§ Set task
Print all of the data exactly.

§ Data entries
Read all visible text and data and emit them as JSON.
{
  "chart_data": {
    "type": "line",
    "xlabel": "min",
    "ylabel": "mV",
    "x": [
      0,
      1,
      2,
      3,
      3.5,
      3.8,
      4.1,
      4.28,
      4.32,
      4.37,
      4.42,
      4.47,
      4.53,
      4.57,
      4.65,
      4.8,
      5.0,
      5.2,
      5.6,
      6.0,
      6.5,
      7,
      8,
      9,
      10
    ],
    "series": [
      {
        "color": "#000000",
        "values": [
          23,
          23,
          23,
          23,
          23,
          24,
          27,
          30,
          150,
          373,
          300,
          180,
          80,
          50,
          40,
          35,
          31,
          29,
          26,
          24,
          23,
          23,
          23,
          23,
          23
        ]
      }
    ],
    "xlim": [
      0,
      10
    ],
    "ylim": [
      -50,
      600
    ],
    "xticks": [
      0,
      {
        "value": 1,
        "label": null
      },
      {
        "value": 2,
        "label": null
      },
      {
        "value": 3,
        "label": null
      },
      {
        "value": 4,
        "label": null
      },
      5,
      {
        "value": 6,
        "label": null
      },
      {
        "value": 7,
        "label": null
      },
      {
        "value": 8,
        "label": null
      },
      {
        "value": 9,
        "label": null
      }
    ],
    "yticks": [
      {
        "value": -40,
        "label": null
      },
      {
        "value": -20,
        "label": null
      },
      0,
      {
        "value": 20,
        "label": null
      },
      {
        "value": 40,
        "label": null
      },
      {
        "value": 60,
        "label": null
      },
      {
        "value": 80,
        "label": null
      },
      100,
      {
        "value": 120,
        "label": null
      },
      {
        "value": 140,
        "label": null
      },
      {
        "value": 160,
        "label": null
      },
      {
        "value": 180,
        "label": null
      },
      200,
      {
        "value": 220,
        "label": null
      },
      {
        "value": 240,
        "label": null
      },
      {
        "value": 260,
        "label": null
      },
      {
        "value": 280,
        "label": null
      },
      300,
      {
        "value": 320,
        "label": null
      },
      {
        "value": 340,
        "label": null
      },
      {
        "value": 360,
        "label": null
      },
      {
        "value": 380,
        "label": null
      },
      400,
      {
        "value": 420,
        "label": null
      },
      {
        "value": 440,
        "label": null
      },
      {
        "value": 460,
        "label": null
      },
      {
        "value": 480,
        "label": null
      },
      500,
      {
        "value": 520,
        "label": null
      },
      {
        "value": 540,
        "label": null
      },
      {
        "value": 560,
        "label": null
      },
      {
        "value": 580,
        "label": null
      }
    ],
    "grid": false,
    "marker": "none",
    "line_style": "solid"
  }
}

§ Task answer
Read all visible text and data and emit them as JSON.
{
  "chart_data": {
    "type": "line",
    "xlabel": "min",
    "ylabel": "mV",
    "x": [
      0,
      1,
      2,
      3,
      3.5,
      3.8,
      4.1,
      4.28,
      4.32,
      4.37,
      4.42,
      4.47,
      4.53,
      4.57,
      4.65,
      4.8,
      5.0,
      5.2,
      5.6,
      6.0,
      6.5,
      7,
      8,
      9,
      10
    ],
    "series": [
      {
        "color": "#000000",
        "values": [
          23,
          23,
          23,
          23,
          23,
          24,
          27,
          30,
          150,
          373,
          300,
          180,
          80,
          50,
          40,
          35,
          31,
          29,
          26,
          24,
          23,
          23,
          23,
          23,
          23
        ]
      }
    ],
    "xlim": [
      0,
      10
    ],
    "ylim": [
      -50,
      600
    ],
    "xticks": [
      0,
      {
        "value": 1,
        "label": null
      },
      {
        "value": 2,
        "label": null
      },
      {
        "value": 3,
        "label": null
      },
      {
        "value": 4,
        "label": null
      },
      5,
      {
        "value": 6,
        "label": null
      },
      {
        "value": 7,
        "label": null
      },
      {
        "value": 8,
        "label": null
      },
      {
        "value": 9,
        "label": null
      }
    ],
    "yticks": [
      {
        "value": -40,
        "label": null
      },
      {
        "value": -20,
        "label": null
      },
      0,
      {
        "value": 20,
        "label": null
      },
      {
        "value": 40,
        "label": null
      },
      {
        "value": 60,
        "label": null
      },
      {
        "value": 80,
        "label": null
      },
      100,
      {
        "value": 120,
        "label": null
      },
      {
        "value": 140,
        "label": null
      },
      {
        "value": 160,
        "label": null
      },
      {
        "value": 180,
        "label": null
      },
      200,
      {
        "value": 220,
        "label": null
      },
      {
        "value": 240,
        "label": null
      },
      {
        "value": 260,
        "label": null
      },
      {
        "value": 280,
        "label": null
      },
      300,
      {
        "value": 320,
        "label": null
      },
      {
        "value": 340,
        "label": null
      },
      {
        "value": 360,
        "label": null
      },
      {
        "value": 380,
        "label": null
      },
      400,
      {
        "value": 420,
        "label": null
      },
      {
        "value": 440,
        "label": null
      },
      {
        "value": 460,
        "label": null
      },
      {
        "value": 480,
        "label": null
      },
      500,
      {
        "value": 520,
        "label": null
      },
      {
        "value": 540,
        "label": null
      },
      {
        "value": 560,
        "label": null
      },
      {
        "value": 580,
        "label": null
      }
    ],
    "grid": false,
    "marker": "none",
    "line_style": "solid"
  }
}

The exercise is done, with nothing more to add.